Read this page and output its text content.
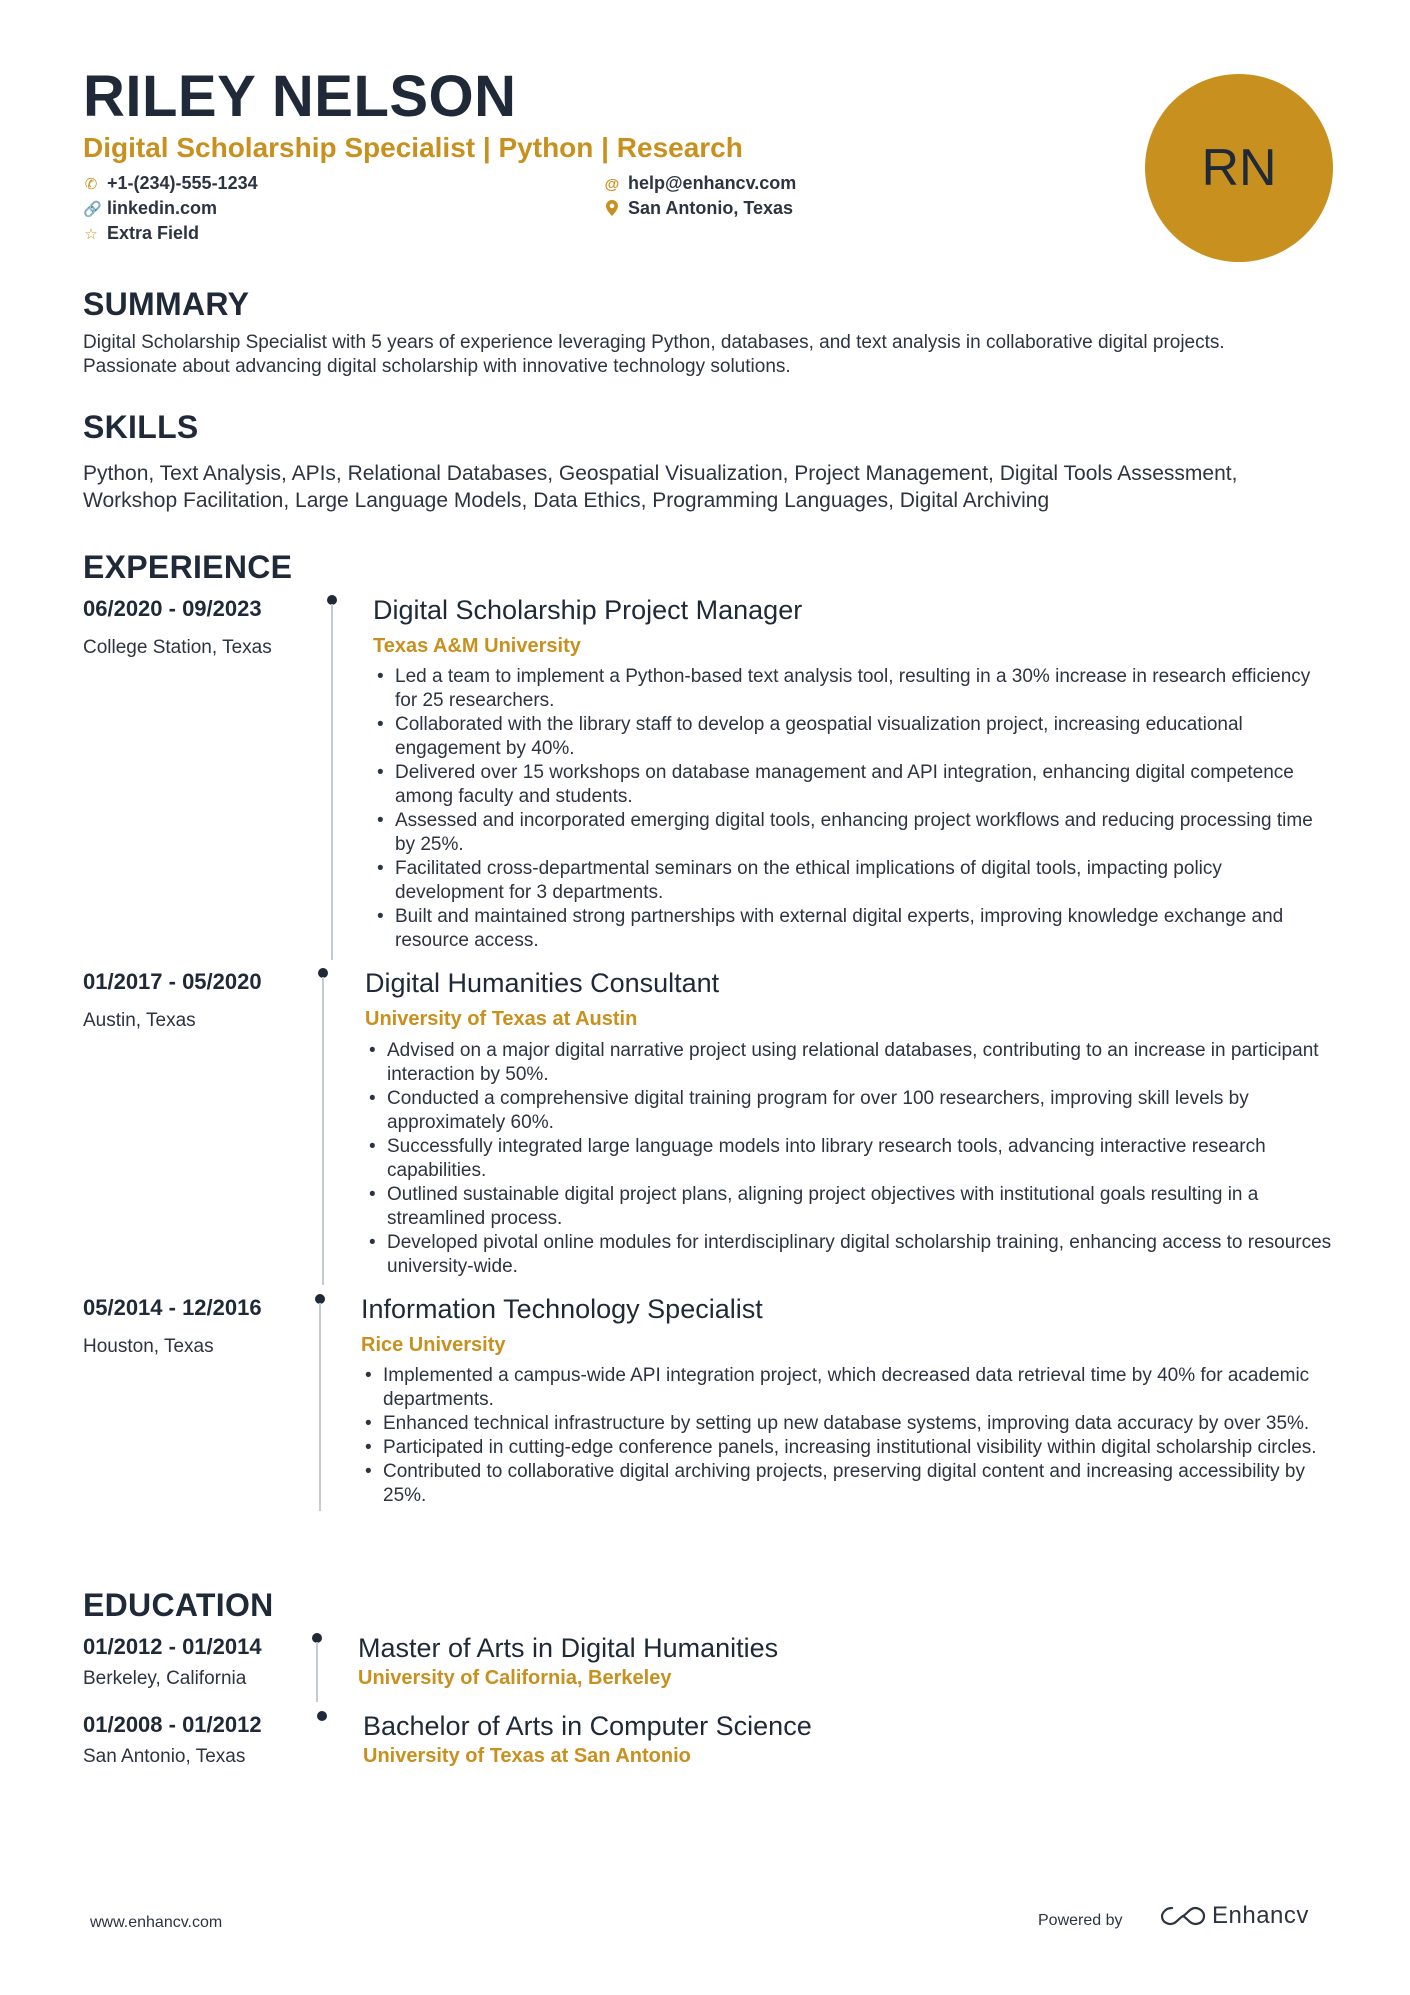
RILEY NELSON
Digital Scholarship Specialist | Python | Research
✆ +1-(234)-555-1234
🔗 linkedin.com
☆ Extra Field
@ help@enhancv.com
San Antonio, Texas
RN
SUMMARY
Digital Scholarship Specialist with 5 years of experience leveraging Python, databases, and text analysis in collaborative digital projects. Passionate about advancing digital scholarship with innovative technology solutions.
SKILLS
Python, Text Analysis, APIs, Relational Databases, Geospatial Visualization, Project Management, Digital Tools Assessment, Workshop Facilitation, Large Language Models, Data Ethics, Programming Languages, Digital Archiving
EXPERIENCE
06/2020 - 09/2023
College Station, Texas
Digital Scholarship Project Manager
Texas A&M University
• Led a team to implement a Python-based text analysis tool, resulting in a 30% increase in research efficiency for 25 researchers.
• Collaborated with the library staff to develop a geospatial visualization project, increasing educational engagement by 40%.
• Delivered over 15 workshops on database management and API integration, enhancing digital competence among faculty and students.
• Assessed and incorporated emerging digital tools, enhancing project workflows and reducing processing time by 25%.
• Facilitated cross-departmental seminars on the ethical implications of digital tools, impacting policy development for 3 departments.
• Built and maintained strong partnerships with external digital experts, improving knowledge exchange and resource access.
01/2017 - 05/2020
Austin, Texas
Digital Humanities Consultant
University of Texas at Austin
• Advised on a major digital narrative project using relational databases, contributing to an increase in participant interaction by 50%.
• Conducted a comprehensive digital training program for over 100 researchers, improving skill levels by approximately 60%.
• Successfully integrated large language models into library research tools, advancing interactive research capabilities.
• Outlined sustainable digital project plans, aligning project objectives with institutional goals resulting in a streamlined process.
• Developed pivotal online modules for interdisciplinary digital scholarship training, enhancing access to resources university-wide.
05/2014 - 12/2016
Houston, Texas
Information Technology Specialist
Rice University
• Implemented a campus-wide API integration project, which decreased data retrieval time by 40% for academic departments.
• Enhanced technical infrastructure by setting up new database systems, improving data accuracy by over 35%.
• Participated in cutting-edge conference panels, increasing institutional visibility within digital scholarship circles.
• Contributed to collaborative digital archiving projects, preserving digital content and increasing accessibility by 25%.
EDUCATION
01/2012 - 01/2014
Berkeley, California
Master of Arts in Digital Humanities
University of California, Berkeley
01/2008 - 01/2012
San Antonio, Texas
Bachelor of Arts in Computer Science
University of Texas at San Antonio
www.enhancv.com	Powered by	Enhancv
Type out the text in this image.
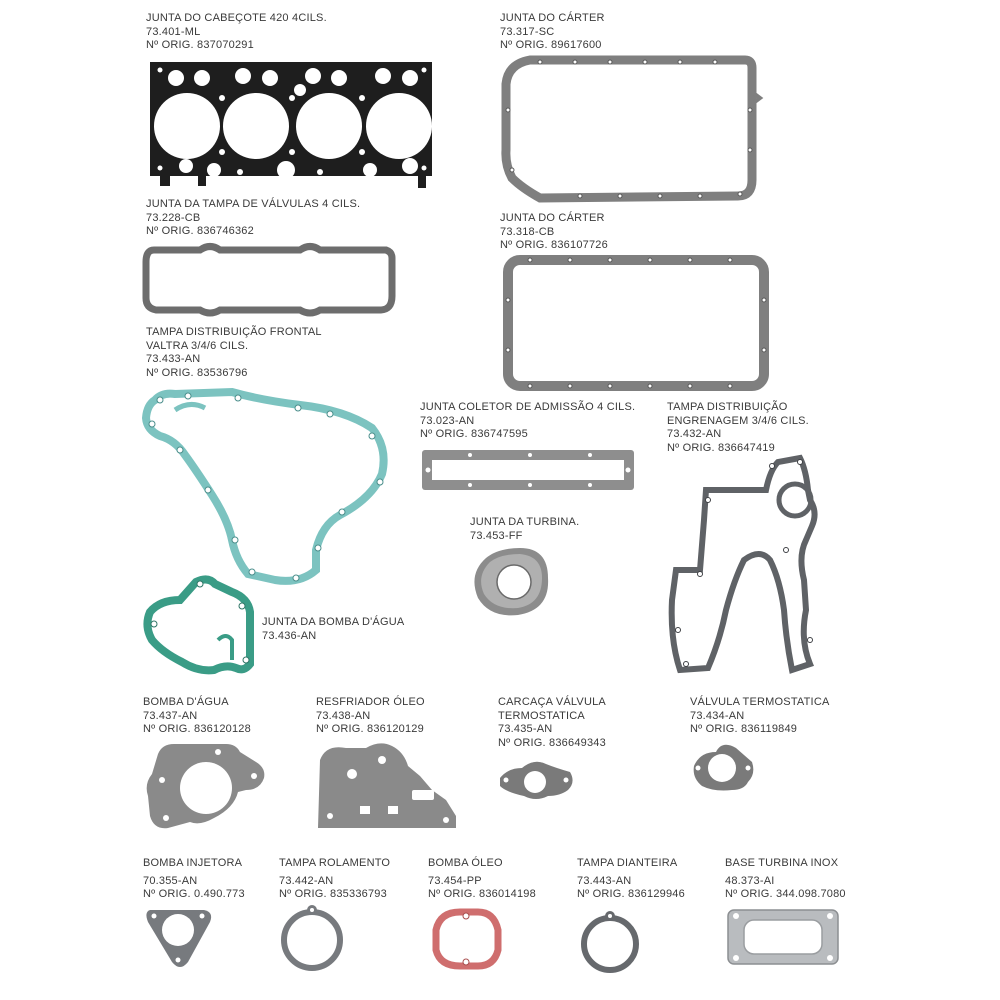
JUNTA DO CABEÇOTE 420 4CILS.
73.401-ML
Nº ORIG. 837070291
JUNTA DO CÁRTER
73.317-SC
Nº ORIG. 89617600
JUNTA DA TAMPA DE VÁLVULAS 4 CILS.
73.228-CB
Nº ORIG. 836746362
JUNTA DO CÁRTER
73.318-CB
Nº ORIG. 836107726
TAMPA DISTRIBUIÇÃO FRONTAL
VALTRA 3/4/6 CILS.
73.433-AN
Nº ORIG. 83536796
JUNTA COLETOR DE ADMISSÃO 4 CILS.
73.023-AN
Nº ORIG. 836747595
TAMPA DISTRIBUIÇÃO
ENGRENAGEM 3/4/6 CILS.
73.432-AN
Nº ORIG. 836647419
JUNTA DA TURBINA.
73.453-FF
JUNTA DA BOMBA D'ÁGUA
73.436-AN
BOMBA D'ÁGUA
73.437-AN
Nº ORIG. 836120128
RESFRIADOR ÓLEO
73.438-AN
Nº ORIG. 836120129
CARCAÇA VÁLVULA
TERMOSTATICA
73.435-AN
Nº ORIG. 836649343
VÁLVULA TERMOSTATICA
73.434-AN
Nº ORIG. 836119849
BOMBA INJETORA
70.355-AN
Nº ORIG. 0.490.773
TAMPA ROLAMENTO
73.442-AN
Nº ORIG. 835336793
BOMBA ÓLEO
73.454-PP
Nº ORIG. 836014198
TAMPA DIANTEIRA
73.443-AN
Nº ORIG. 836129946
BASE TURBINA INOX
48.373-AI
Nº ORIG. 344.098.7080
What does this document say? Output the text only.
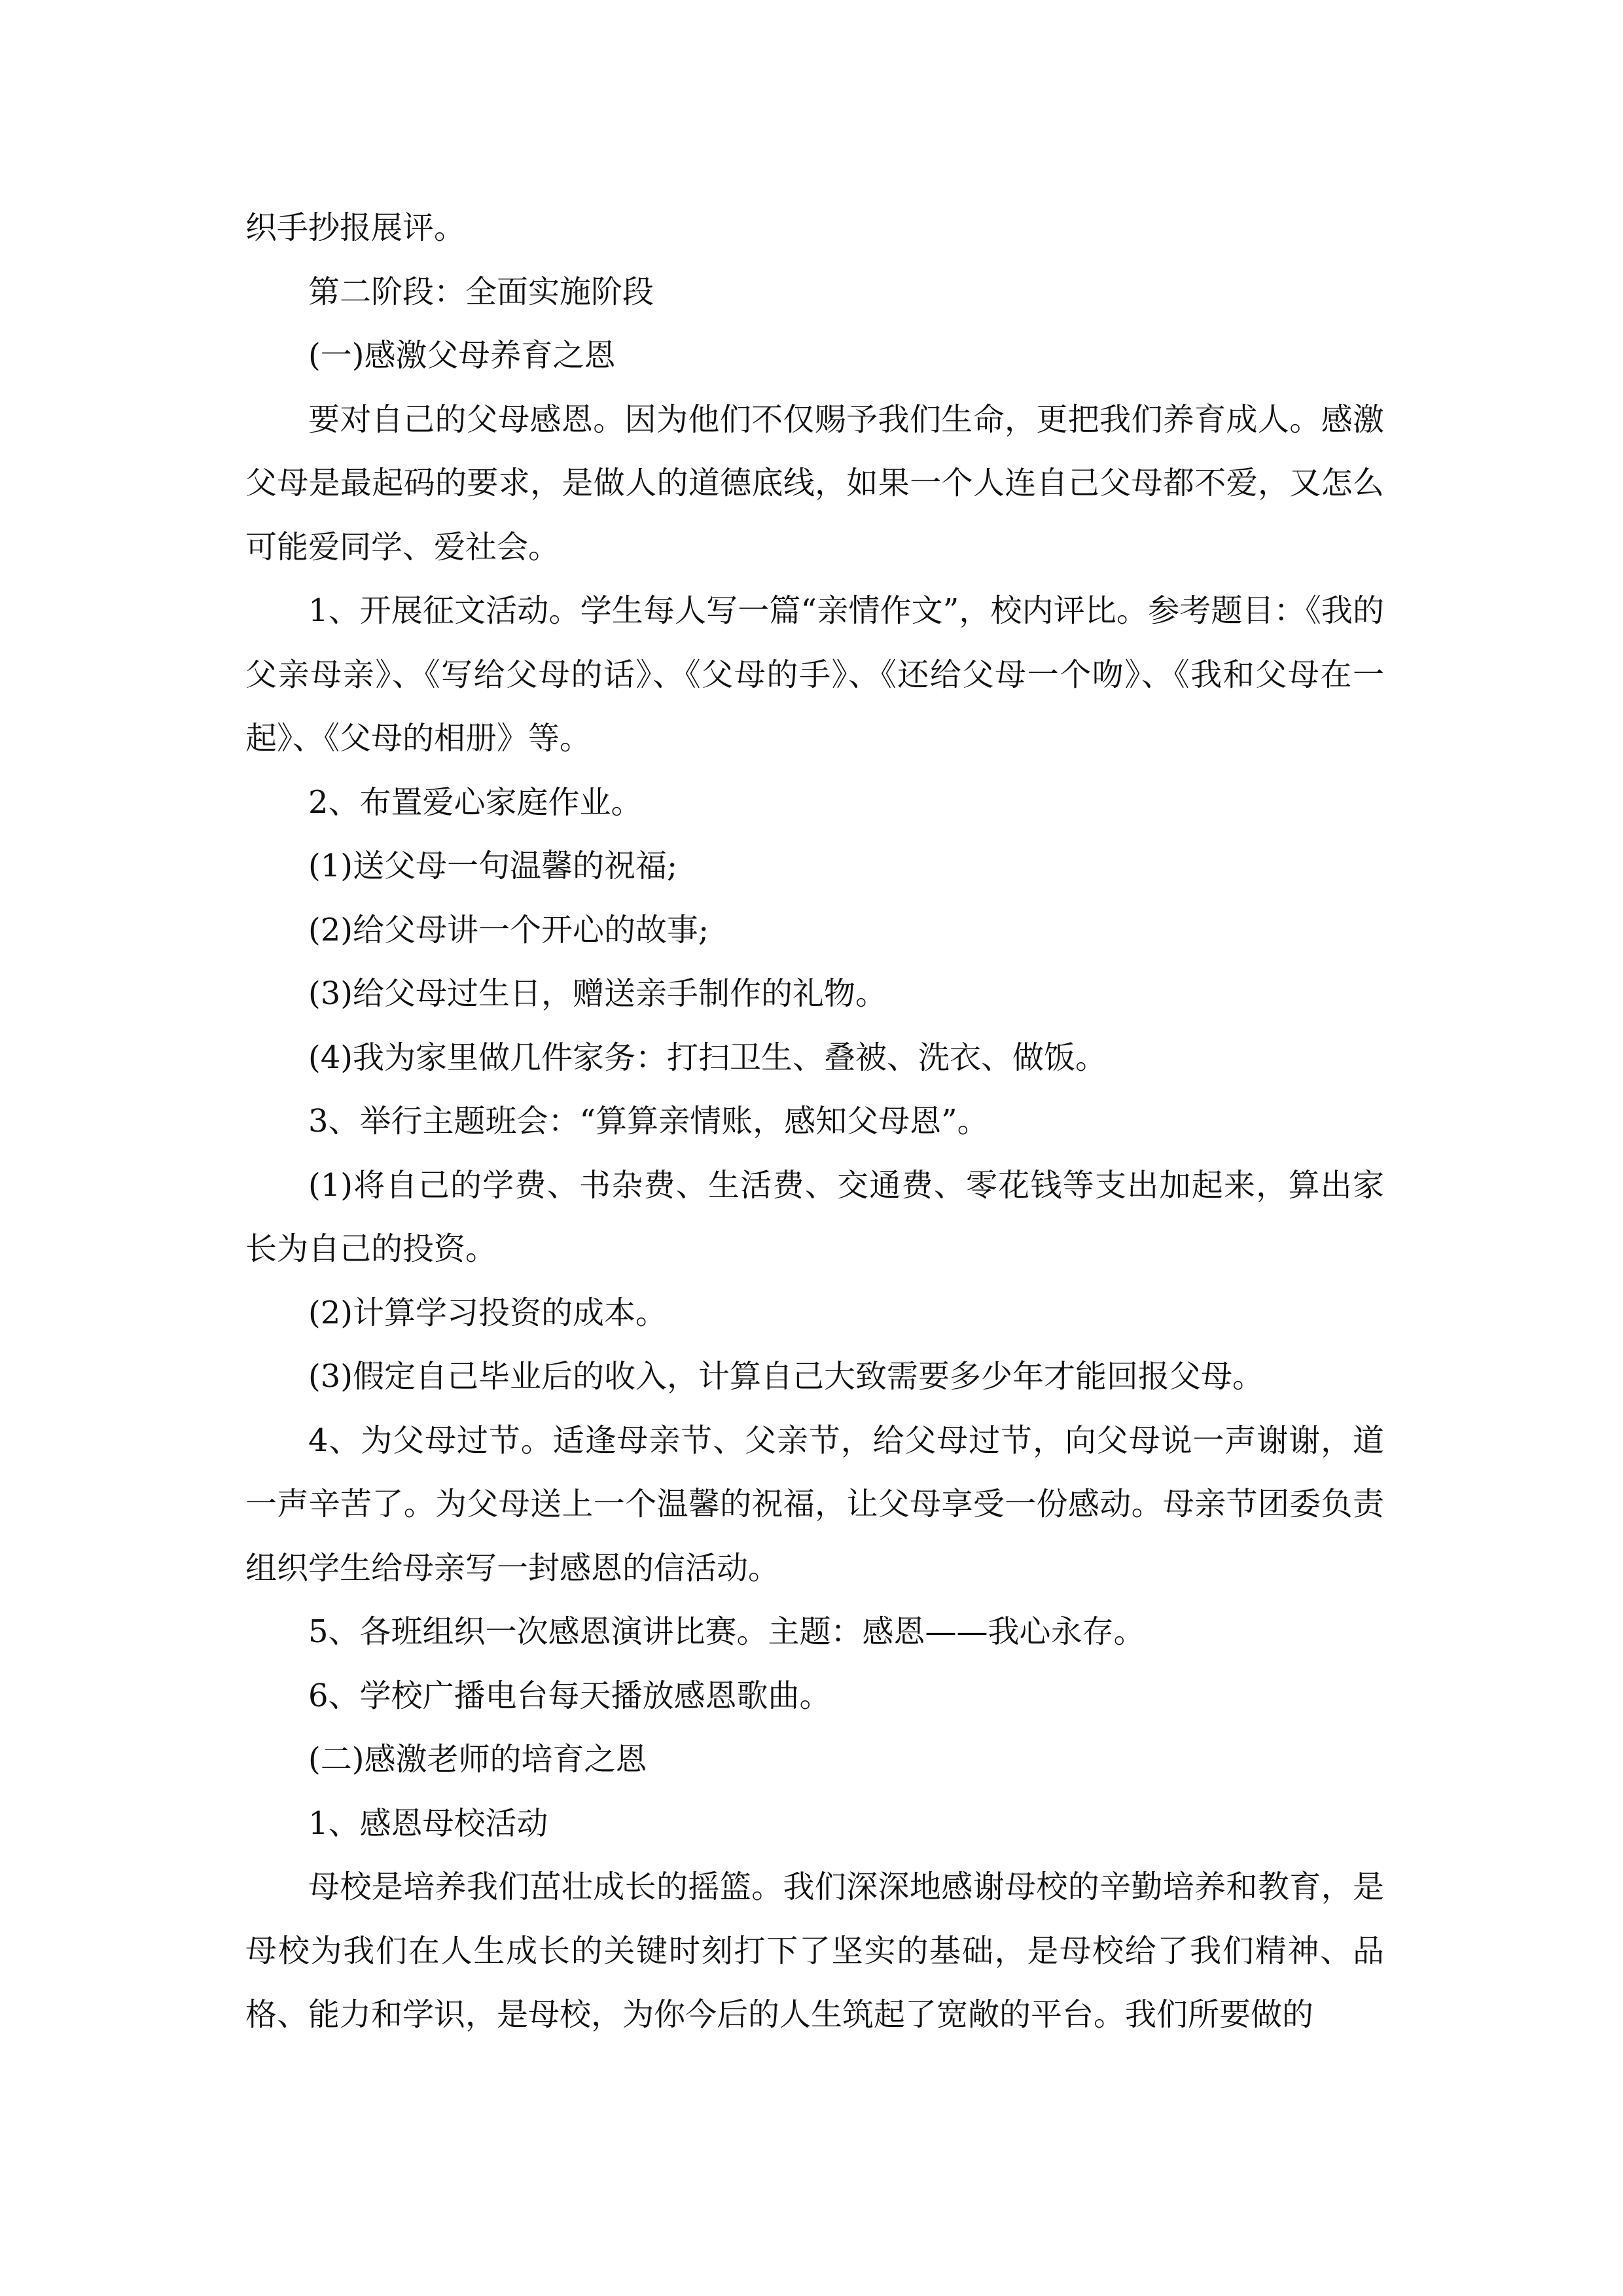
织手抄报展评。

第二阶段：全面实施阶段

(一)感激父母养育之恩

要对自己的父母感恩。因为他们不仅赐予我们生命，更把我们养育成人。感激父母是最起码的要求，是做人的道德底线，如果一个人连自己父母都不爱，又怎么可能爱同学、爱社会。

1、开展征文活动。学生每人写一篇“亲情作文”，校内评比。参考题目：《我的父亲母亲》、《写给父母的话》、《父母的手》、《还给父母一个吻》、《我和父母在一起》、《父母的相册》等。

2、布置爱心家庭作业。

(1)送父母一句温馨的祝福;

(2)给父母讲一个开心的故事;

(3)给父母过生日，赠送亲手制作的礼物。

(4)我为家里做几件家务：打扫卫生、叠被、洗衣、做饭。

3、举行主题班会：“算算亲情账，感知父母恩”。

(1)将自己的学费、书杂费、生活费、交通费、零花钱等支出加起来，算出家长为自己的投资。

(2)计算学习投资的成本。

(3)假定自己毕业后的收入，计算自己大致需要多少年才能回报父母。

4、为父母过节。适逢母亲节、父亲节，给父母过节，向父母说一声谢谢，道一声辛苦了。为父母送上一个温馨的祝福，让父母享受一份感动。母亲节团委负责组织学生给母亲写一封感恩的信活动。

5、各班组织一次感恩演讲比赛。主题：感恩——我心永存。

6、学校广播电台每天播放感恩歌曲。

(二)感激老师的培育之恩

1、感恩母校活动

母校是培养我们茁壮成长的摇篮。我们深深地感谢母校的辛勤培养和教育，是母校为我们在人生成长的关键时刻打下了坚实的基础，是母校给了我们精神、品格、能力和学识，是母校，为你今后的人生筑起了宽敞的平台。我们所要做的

# [Goal of the exercise]
Gather each line of the listing containing the word "library" and show it.

# [Output for this task]
• Collaborated with the library staff to develop a geospatial visualization project, increasing educational engagement by 40%.
• Successfully integrated large language models into library research tools, advancing interactive research capabilities.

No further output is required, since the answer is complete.